■ **GIVEN PROBLEM**
In the material below, find each line holding the string "value" and copy it.

_____

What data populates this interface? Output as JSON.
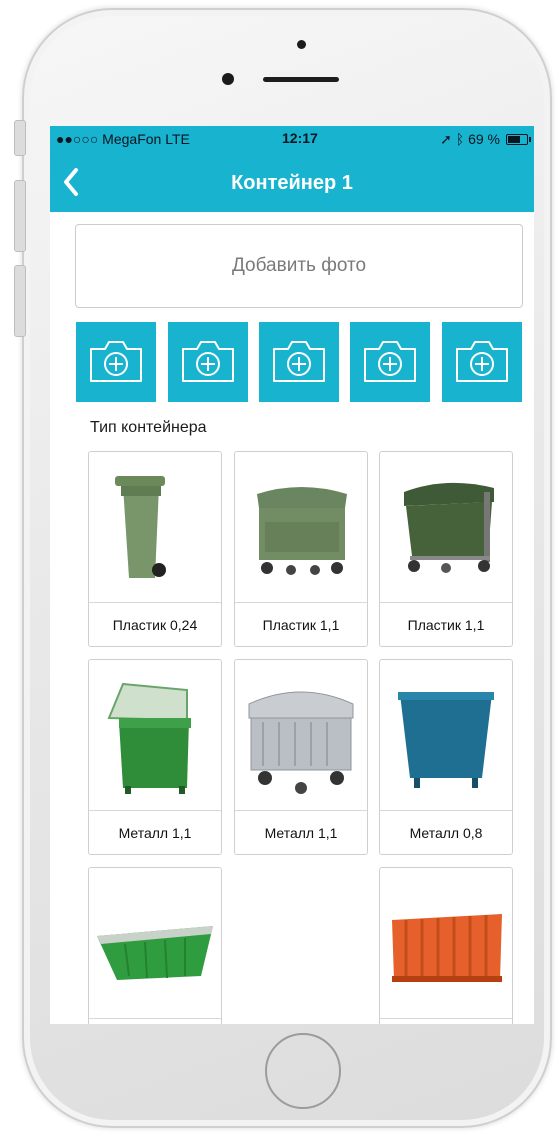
{
  "status_bar": {
    "carrier": "●●○○○ MegaFon  LTE",
    "time": "12:17",
    "battery_text": "69 %",
    "battery_level_pct": 69
  },
  "nav": {
    "title": "Контейнер 1",
    "back_icon": "chevron-left-icon"
  },
  "add_photo": {
    "label": "Добавить фото"
  },
  "photo_slots": {
    "count": 5,
    "icon": "camera-plus-icon"
  },
  "container_type": {
    "label": "Тип контейнера",
    "items": [
      {
        "caption": "Пластик 0,24",
        "kind": "plastic-bin-240"
      },
      {
        "caption": "Пластик 1,1",
        "kind": "plastic-bin-1100-flat"
      },
      {
        "caption": "Пластик 1,1",
        "kind": "plastic-bin-1100-round"
      },
      {
        "caption": "Металл 1,1",
        "kind": "metal-bin-green"
      },
      {
        "caption": "Металл 1,1",
        "kind": "metal-bin-galvanized"
      },
      {
        "caption": "Металл 0,8",
        "kind": "metal-bin-blue"
      },
      {
        "caption": "",
        "kind": "skip-container-green"
      },
      {
        "caption": "",
        "kind": "roll-off-container-orange"
      }
    ]
  },
  "colors": {
    "accent": "#18b3cf"
  }
}
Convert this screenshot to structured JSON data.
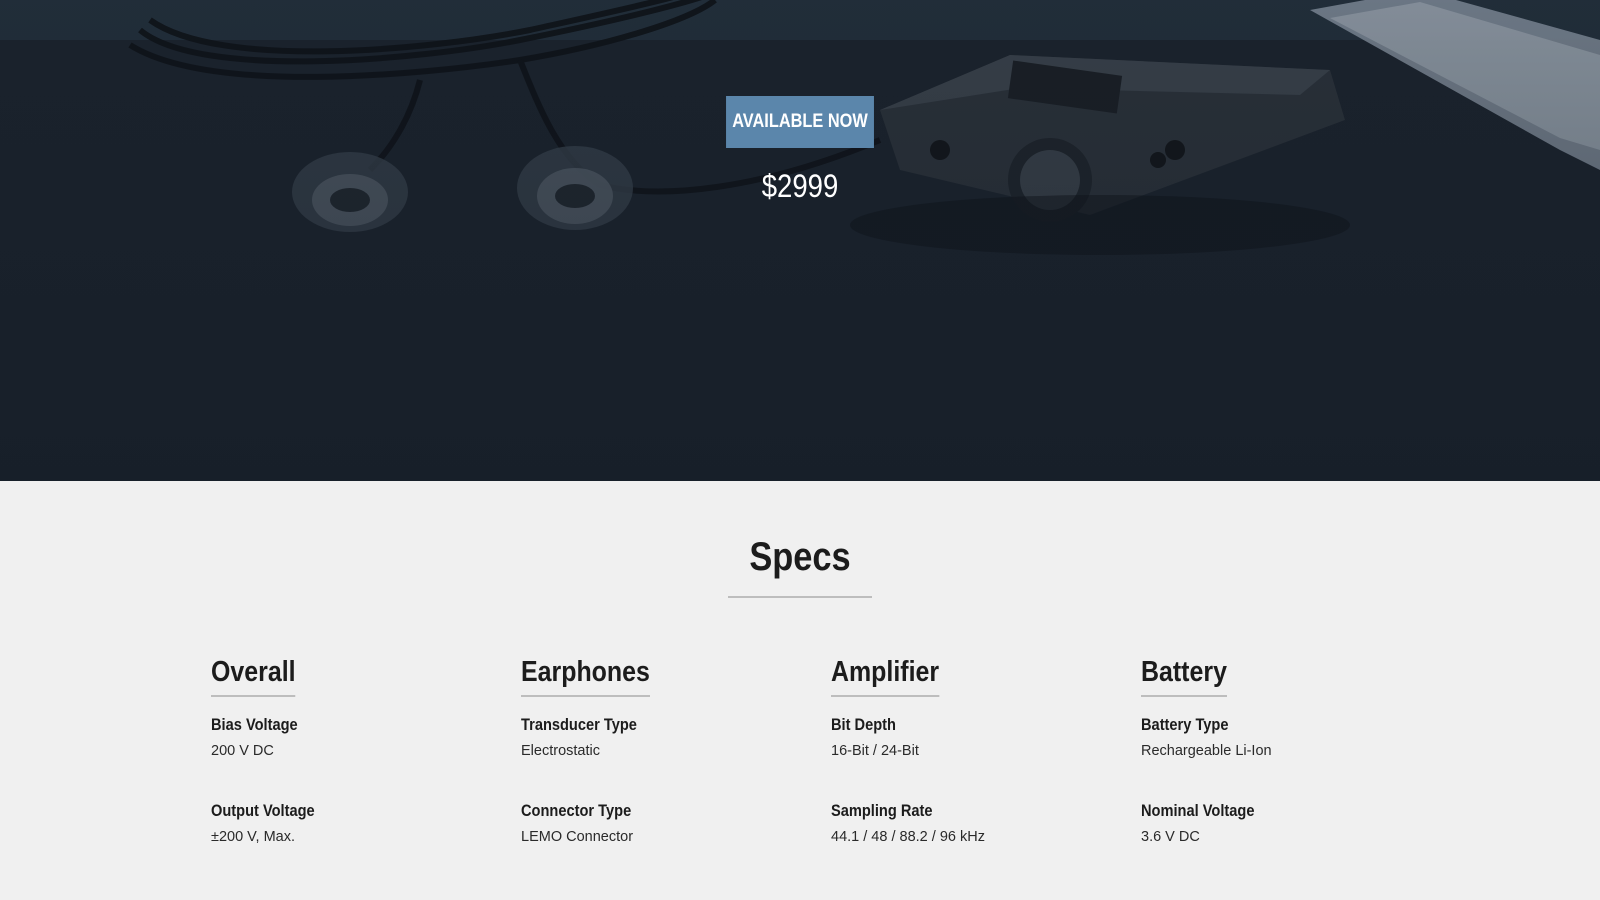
{
  "hero": {
    "cta_label": "AVAILABLE NOW",
    "price": "$2999"
  },
  "specs": {
    "title": "Specs",
    "columns": [
      {
        "heading": "Overall",
        "items": [
          {
            "label": "Bias Voltage",
            "value": "200 V DC"
          },
          {
            "label": "Output Voltage",
            "value": "±200 V, Max."
          }
        ]
      },
      {
        "heading": "Earphones",
        "items": [
          {
            "label": "Transducer Type",
            "value": "Electrostatic"
          },
          {
            "label": "Connector Type",
            "value": "LEMO Connector"
          }
        ]
      },
      {
        "heading": "Amplifier",
        "items": [
          {
            "label": "Bit Depth",
            "value": "16-Bit / 24-Bit"
          },
          {
            "label": "Sampling Rate",
            "value": "44.1 / 48 / 88.2 / 96 kHz"
          }
        ]
      },
      {
        "heading": "Battery",
        "items": [
          {
            "label": "Battery Type",
            "value": "Rechargeable Li-Ion"
          },
          {
            "label": "Nominal Voltage",
            "value": "3.6 V DC"
          }
        ]
      }
    ]
  },
  "colors": {
    "cta_background": "#5b86ab",
    "hero_background": "#1e2732",
    "page_background": "#f0f0f0",
    "text_dark": "#1c1c1c"
  }
}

_____

■ **REPLY**
            "value": "200 V DC"
            "value": "±200 V, Max."
            "value": "Electrostatic"
            "value": "LEMO Connector"
            "value": "16-Bit / 24-Bit"
            "value": "44.1 / 48 / 88.2 / 96 kHz"
            "value": "Rechargeable Li-Ion"
            "value": "3.6 V DC"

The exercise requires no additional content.